## TASK BRIEF
Please repeat the records word for word, starting at the very first line and stopping after the line that contains "x-axis: 1960 1980 2000 [279, 682, 956, 714]".

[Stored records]

• • • • •

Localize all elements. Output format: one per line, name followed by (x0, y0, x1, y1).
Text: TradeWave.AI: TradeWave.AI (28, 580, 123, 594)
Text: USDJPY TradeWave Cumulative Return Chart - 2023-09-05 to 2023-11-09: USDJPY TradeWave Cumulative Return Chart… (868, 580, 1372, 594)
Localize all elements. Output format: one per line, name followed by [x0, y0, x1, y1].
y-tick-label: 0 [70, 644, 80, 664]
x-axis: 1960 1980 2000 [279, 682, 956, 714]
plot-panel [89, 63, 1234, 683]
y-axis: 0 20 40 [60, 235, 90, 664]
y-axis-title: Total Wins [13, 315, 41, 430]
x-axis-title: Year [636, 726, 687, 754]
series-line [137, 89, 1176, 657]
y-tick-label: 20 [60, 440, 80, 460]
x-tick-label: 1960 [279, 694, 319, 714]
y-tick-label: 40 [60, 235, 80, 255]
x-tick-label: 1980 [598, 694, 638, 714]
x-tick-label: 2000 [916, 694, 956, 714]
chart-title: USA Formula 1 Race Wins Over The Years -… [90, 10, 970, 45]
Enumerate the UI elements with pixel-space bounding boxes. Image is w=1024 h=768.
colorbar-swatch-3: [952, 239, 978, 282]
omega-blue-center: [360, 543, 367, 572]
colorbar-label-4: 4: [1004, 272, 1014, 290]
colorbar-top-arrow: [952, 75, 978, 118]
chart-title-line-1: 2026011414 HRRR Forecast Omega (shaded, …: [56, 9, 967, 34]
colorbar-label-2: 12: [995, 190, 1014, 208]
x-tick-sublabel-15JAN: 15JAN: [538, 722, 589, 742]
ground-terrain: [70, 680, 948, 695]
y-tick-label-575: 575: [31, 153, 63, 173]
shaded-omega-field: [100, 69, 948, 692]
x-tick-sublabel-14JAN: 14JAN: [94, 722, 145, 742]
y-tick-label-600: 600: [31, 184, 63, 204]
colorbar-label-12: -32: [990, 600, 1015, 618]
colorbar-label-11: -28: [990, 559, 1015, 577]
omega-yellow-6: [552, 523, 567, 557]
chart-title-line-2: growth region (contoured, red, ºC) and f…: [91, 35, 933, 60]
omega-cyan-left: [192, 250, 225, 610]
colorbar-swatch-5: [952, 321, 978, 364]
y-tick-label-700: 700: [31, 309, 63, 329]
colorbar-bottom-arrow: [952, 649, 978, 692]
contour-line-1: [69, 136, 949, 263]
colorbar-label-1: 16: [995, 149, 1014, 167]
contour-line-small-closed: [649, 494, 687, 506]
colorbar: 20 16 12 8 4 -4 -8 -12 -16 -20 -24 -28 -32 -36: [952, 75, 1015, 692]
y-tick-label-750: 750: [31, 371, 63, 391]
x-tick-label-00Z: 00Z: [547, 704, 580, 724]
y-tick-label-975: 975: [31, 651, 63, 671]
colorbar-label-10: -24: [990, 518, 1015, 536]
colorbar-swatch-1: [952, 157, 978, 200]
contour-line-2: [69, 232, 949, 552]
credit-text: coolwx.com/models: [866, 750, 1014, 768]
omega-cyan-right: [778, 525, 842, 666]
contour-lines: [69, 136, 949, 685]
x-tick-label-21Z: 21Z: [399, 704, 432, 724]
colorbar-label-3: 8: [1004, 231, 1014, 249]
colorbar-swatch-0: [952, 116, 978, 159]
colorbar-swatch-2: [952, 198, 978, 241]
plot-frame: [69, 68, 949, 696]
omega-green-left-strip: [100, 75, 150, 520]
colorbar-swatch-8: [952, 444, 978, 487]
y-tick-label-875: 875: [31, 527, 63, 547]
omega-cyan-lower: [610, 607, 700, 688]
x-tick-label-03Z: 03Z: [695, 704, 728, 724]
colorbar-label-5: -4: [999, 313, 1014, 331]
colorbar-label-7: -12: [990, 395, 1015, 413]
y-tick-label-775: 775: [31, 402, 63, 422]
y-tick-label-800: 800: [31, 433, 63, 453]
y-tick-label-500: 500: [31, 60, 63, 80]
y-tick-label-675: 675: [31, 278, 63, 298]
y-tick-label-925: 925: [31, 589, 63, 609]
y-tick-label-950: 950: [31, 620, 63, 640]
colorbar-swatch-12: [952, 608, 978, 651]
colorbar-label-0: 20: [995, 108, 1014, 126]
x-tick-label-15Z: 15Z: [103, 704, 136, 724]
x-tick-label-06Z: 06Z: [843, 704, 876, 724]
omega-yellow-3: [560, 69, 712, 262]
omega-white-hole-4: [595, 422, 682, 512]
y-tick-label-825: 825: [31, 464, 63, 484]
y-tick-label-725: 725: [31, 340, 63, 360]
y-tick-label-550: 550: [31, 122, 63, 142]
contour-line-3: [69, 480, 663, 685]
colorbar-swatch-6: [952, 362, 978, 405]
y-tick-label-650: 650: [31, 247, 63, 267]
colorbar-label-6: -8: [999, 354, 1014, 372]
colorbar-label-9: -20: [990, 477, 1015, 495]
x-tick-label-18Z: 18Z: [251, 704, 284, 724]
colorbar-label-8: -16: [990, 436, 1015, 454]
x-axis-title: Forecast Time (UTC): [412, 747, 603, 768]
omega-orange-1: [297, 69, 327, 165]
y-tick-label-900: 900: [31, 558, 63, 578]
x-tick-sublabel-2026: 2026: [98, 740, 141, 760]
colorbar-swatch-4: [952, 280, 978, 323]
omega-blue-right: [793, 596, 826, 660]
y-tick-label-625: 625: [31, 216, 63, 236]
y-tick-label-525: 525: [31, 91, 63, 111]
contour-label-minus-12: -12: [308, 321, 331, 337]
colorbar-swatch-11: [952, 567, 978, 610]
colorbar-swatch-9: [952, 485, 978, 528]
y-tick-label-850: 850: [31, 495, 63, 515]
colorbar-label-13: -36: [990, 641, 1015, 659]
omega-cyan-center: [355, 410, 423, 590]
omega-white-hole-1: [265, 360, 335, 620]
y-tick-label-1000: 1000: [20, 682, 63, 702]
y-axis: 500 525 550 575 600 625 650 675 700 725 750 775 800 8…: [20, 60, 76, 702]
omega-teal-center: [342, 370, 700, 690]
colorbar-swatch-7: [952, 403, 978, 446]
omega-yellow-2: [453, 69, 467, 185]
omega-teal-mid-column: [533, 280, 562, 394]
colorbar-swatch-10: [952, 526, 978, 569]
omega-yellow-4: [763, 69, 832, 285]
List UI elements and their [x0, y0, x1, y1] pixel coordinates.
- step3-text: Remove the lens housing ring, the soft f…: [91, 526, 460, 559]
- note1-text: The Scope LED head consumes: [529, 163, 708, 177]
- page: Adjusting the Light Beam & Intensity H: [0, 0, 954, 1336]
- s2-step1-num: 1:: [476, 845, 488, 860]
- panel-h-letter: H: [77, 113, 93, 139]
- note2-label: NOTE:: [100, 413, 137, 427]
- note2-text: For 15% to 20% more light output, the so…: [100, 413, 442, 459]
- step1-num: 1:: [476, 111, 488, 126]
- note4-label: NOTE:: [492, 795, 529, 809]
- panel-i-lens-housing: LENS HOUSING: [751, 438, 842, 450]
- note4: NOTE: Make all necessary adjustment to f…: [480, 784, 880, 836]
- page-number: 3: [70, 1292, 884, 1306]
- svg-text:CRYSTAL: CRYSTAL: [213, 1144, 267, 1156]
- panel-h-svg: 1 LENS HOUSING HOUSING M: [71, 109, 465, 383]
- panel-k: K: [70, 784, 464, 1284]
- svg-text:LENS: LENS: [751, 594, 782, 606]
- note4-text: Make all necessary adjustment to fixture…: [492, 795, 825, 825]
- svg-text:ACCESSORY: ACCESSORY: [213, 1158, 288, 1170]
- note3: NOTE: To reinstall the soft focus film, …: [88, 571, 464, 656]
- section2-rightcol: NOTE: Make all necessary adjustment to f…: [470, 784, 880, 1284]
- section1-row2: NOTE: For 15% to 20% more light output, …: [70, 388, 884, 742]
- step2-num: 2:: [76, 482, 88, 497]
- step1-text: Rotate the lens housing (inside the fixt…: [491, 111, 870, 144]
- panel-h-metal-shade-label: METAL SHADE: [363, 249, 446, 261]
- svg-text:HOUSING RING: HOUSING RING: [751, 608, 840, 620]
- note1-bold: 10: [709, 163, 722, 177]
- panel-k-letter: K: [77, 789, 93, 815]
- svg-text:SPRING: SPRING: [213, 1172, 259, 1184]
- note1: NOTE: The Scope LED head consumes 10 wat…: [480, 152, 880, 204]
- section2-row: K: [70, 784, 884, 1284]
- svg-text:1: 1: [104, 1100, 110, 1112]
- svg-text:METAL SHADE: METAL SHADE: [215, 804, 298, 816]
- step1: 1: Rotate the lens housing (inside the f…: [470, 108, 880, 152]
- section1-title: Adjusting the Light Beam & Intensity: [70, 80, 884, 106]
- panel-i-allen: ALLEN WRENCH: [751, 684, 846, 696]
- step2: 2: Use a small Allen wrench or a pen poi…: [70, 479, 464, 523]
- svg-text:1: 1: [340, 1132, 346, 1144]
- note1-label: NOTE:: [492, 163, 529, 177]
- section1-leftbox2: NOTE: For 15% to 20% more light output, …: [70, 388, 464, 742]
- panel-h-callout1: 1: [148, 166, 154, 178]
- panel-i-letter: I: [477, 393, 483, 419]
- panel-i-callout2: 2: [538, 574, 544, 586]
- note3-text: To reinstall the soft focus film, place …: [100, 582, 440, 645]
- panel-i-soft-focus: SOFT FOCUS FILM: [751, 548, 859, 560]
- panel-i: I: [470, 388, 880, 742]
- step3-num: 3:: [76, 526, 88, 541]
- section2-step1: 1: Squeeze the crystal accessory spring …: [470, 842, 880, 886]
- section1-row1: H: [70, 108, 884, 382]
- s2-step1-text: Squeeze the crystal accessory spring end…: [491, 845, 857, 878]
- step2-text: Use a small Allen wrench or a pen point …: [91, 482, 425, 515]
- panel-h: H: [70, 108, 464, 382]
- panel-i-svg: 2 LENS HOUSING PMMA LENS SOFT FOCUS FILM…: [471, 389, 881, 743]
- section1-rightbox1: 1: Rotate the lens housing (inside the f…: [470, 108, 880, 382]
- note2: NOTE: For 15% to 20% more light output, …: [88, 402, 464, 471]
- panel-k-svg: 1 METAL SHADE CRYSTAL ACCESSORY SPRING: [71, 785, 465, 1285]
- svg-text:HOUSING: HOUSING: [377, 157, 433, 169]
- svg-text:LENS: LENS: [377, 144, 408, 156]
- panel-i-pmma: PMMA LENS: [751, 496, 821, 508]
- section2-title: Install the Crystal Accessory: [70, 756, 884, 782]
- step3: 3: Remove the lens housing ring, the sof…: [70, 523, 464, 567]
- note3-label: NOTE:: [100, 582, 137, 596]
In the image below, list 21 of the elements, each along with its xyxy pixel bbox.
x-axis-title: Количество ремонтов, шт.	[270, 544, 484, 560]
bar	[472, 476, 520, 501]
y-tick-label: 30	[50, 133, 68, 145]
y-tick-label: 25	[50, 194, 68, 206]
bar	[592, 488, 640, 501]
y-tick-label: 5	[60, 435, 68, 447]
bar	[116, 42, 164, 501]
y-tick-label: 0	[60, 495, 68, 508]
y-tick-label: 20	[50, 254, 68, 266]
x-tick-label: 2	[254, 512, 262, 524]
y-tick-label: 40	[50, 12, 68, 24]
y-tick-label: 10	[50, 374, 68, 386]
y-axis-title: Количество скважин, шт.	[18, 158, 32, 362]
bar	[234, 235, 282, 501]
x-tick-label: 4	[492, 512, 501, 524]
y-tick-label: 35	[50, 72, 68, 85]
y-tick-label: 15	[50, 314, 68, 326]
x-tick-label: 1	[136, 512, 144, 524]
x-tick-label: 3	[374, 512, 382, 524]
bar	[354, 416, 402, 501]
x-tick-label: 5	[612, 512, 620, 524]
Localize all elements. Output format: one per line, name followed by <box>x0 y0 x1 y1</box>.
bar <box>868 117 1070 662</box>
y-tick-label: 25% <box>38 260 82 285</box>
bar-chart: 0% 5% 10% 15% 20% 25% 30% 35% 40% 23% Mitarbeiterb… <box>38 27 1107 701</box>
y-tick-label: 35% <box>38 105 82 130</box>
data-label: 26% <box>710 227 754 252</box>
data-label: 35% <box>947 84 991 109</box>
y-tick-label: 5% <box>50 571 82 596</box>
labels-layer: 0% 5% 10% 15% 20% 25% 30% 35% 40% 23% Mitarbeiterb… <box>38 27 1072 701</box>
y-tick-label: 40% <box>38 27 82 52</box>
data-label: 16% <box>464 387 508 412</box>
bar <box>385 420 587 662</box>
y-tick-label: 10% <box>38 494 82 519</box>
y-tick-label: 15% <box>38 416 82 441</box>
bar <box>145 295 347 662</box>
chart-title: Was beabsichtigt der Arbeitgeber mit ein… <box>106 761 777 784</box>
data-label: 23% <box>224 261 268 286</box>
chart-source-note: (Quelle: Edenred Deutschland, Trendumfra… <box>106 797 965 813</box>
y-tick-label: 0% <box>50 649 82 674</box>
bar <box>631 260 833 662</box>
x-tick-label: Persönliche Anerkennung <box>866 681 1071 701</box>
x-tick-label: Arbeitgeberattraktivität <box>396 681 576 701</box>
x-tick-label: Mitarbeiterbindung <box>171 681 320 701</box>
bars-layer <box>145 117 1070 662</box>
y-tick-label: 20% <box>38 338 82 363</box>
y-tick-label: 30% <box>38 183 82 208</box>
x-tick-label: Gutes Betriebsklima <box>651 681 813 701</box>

• • • • •

## RESPONSE TO THE EXERCISE
Localize all elements. Output format: one per line, name followed by (x0, y0, x1, y1).
Text: TradeWave.AI: TradeWave.AI (28, 580, 123, 594)
Text: USDJPY TradeWave Cumulative Return Chart - 2023-09-05 to 2023-11-09: USDJPY TradeWave Cumulative Return Chart… (868, 580, 1372, 594)
Localize all elements. Output format: one per line, name followed by [x0, y0, x1, y1].
y-tick-label: 0 [70, 644, 80, 664]
x-axis: 1960 1980 2000 [279, 682, 956, 714]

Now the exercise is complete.